** CHALLENGE **
Filter the entries and keep only the lines where the string "title" appears.

[Begin]

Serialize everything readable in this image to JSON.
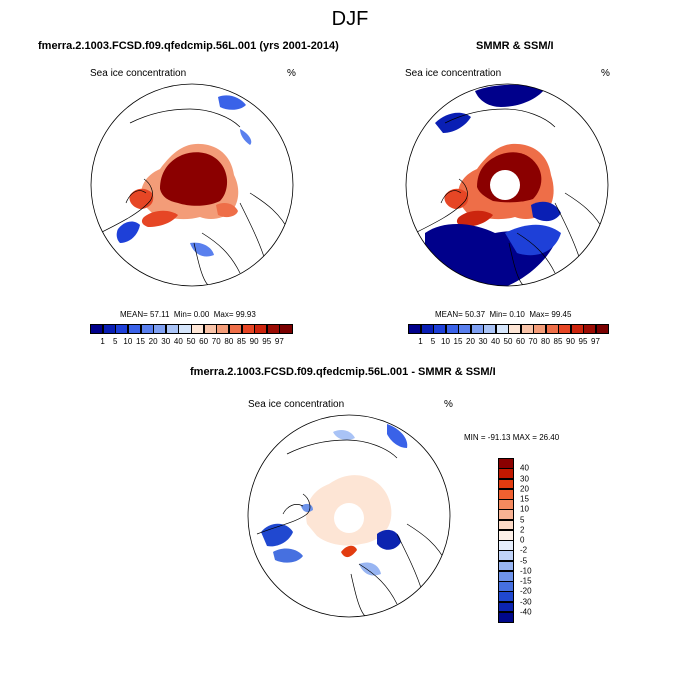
{
  "page": {
    "title": "DJF"
  },
  "panels": {
    "model": {
      "title": "fmerra.2.1003.FCSD.f09.qfedcmip.56L.001 (yrs 2001-2014)",
      "variable": "Sea ice concentration",
      "units": "%",
      "stats": {
        "mean_label": "MEAN=",
        "mean": "57.11",
        "min_label": "Min=",
        "min": "0.00",
        "max_label": "Max=",
        "max": "99.93"
      }
    },
    "obs": {
      "title": "SMMR & SSM/I",
      "variable": "Sea ice concentration",
      "units": "%",
      "stats": {
        "mean_label": "MEAN=",
        "mean": "50.37",
        "min_label": "Min=",
        "min": "0.10",
        "max_label": "Max=",
        "max": "99.45"
      }
    },
    "diff": {
      "title": "fmerra.2.1003.FCSD.f09.qfedcmip.56L.001 - SMMR & SSM/I",
      "variable": "Sea ice concentration",
      "units": "%",
      "stats": {
        "min_label": "MIN =",
        "min": "-91.13",
        "max_label": "MAX =",
        "max": "26.40"
      }
    }
  },
  "colorbars": {
    "horizontal": {
      "labels": [
        "1",
        "5",
        "10",
        "15",
        "20",
        "30",
        "40",
        "50",
        "60",
        "70",
        "80",
        "85",
        "90",
        "95",
        "97"
      ],
      "colors": [
        "#00008b",
        "#0a1fb4",
        "#1e40d8",
        "#3a62e8",
        "#5a80ee",
        "#7fa0f2",
        "#a9c3f6",
        "#d5e5fb",
        "#fde5d5",
        "#f8c3a8",
        "#f39c78",
        "#ee6e48",
        "#e64625",
        "#cc250e",
        "#9b0c04",
        "#7a0000"
      ]
    },
    "vertical": {
      "labels": [
        "40",
        "30",
        "20",
        "15",
        "10",
        "5",
        "2",
        "0",
        "-2",
        "-5",
        "-10",
        "-15",
        "-20",
        "-30",
        "-40"
      ],
      "colors": [
        "#8b0000",
        "#c01800",
        "#e23c10",
        "#f06030",
        "#f58a5e",
        "#f8b293",
        "#fbd9c6",
        "#fdf0e8",
        "#e6eefc",
        "#c0d3f8",
        "#98b5f2",
        "#6e93ea",
        "#4670e0",
        "#2048d0",
        "#0c24b0",
        "#00088a"
      ]
    }
  },
  "chart_data": {
    "type": "map",
    "projection": "north-polar-stereographic",
    "season": "DJF",
    "variable": "Sea ice concentration",
    "units": "%",
    "maps": [
      {
        "name": "model",
        "mean": 57.11,
        "min": 0.0,
        "max": 99.93,
        "levels": [
          1,
          5,
          10,
          15,
          20,
          30,
          40,
          50,
          60,
          70,
          80,
          85,
          90,
          95,
          97
        ]
      },
      {
        "name": "obs",
        "mean": 50.37,
        "min": 0.1,
        "max": 99.45,
        "levels": [
          1,
          5,
          10,
          15,
          20,
          30,
          40,
          50,
          60,
          70,
          80,
          85,
          90,
          95,
          97
        ]
      },
      {
        "name": "difference",
        "min": -91.13,
        "max": 26.4,
        "levels": [
          -40,
          -30,
          -20,
          -15,
          -10,
          -5,
          -2,
          0,
          2,
          5,
          10,
          15,
          20,
          30,
          40
        ]
      }
    ]
  }
}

[End]

** EXERCISE RESPONSE **
    "title": "DJF"
      "title": "fmerra.2.1003.FCSD.f09.qfedcmip.56L.001 (yrs 2001-2014)",
      "title": "SMMR & SSM/I",
      "title": "fmerra.2.1003.FCSD.f09.qfedcmip.56L.001 - SMMR & SSM/I",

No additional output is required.